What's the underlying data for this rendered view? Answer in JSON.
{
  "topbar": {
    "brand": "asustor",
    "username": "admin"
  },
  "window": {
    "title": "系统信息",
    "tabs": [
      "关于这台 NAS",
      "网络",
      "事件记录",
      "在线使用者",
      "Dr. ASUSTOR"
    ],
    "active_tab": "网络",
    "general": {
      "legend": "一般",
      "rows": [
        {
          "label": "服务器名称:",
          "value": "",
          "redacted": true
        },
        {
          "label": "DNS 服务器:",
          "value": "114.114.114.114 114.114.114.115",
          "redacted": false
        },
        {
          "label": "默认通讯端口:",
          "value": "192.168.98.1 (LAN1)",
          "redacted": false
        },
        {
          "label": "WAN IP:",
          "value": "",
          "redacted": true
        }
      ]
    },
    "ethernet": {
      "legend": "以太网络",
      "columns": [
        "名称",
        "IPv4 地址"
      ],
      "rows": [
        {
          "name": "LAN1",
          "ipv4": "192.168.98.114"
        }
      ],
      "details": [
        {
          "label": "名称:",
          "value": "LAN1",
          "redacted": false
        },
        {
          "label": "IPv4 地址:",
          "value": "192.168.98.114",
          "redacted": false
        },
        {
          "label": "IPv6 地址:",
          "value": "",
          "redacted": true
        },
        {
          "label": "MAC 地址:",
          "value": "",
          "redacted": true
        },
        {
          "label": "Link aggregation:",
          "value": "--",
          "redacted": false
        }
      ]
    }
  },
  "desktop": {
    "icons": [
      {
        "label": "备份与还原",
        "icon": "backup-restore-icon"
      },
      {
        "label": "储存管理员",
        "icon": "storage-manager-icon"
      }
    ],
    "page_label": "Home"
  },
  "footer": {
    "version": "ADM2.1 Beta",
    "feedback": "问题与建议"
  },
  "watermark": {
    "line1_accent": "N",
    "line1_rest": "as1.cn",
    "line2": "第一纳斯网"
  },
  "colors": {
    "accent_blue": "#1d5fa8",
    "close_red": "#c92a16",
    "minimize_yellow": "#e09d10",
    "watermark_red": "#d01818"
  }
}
----
Goal —
Your task is to retype all of the records exactly.

Answer to this exercise —
What's the underlying data for this rendered view? Answer in JSON.
{
  "topbar": {
    "brand": "asustor",
    "username": "admin"
  },
  "window": {
    "title": "系统信息",
    "tabs": [
      "关于这台 NAS",
      "网络",
      "事件记录",
      "在线使用者",
      "Dr. ASUSTOR"
    ],
    "active_tab": "网络",
    "general": {
      "legend": "一般",
      "rows": [
        {
          "label": "服务器名称:",
          "value": "",
          "redacted": true
        },
        {
          "label": "DNS 服务器:",
          "value": "114.114.114.114 114.114.114.115",
          "redacted": false
        },
        {
          "label": "默认通讯端口:",
          "value": "192.168.98.1 (LAN1)",
          "redacted": false
        },
        {
          "label": "WAN IP:",
          "value": "",
          "redacted": true
        }
      ]
    },
    "ethernet": {
      "legend": "以太网络",
      "columns": [
        "名称",
        "IPv4 地址"
      ],
      "rows": [
        {
          "name": "LAN1",
          "ipv4": "192.168.98.114"
        }
      ],
      "details": [
        {
          "label": "名称:",
          "value": "LAN1",
          "redacted": false
        },
        {
          "label": "IPv4 地址:",
          "value": "192.168.98.114",
          "redacted": false
        },
        {
          "label": "IPv6 地址:",
          "value": "",
          "redacted": true
        },
        {
          "label": "MAC 地址:",
          "value": "",
          "redacted": true
        },
        {
          "label": "Link aggregation:",
          "value": "--",
          "redacted": false
        }
      ]
    }
  },
  "desktop": {
    "icons": [
      {
        "label": "备份与还原",
        "icon": "backup-restore-icon"
      },
      {
        "label": "储存管理员",
        "icon": "storage-manager-icon"
      }
    ],
    "page_label": "Home"
  },
  "footer": {
    "version": "ADM2.1 Beta",
    "feedback": "问题与建议"
  },
  "watermark": {
    "line1_accent": "N",
    "line1_rest": "as1.cn",
    "line2": "第一纳斯网"
  },
  "colors": {
    "accent_blue": "#1d5fa8",
    "close_red": "#c92a16",
    "minimize_yellow": "#e09d10",
    "watermark_red": "#d01818"
  }
}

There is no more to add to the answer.